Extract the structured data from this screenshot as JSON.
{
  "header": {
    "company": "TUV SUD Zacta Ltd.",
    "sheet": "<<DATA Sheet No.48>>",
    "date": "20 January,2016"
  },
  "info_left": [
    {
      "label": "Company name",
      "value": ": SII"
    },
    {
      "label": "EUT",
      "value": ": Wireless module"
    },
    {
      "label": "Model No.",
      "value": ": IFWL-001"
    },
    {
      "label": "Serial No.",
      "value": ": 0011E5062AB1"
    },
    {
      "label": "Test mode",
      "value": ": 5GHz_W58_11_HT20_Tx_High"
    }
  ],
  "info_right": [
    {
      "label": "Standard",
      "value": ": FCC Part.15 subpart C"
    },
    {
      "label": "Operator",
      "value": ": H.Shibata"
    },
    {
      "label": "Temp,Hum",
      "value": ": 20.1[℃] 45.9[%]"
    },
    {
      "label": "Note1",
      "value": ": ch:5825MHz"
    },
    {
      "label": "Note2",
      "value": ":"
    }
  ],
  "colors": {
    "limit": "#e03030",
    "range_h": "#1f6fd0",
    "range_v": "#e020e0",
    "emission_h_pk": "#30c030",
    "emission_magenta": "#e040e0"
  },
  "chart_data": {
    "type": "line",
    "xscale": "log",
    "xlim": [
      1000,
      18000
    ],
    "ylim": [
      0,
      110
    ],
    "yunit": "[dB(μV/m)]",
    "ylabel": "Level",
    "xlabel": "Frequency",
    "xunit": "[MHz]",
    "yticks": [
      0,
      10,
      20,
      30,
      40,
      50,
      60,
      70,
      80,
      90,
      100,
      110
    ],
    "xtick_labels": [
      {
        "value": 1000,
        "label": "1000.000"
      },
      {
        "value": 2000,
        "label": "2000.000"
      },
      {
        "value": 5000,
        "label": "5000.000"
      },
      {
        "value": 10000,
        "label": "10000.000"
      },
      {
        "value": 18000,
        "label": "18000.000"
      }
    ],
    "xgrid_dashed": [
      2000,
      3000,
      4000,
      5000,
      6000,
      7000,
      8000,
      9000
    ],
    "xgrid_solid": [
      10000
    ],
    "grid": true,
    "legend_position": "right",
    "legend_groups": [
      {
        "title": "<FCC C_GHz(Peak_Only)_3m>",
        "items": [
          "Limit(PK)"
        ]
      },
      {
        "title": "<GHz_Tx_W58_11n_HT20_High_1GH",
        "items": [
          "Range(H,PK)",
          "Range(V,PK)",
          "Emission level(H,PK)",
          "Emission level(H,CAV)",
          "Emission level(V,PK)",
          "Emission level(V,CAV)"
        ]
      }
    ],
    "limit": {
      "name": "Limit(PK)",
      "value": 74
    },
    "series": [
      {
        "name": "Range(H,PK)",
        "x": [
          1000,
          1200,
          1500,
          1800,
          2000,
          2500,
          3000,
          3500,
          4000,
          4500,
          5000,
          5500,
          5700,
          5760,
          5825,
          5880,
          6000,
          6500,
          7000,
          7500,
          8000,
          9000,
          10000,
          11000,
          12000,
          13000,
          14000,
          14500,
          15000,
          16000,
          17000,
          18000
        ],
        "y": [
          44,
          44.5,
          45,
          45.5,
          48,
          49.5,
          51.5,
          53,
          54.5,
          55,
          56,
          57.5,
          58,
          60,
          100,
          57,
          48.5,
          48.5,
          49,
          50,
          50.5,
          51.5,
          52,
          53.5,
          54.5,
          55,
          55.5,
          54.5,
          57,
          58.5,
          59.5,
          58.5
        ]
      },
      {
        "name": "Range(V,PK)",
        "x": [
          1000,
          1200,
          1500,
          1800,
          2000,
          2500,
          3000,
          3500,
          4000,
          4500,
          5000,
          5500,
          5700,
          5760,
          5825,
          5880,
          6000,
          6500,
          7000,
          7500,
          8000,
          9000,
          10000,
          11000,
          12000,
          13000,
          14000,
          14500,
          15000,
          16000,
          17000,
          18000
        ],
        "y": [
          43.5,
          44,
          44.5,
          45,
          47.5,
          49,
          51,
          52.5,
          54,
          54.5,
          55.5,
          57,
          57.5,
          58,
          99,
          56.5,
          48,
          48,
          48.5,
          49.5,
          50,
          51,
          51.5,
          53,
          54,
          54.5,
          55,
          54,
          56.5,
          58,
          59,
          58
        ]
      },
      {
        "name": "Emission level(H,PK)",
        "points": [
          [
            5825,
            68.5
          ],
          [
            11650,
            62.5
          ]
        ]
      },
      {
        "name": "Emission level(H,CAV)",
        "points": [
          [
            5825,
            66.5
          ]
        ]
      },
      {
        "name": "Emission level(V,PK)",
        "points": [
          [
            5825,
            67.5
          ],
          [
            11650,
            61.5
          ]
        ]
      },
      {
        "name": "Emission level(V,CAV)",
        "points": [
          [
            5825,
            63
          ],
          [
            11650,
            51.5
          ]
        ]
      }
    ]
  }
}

########

» EXERCISE REQUIREMENTS
Filter out all lines lacking the word "name" and copy the rest.

» RESULT BELOW
      "label": "Company name",
      "name": "Limit(PK)",
        "name": "Range(H,PK)",
        "name": "Range(V,PK)",
        "name": "Emission level(H,PK)",
        "name": "Emission level(H,CAV)",
        "name": "Emission level(V,PK)",
        "name": "Emission level(V,CAV)",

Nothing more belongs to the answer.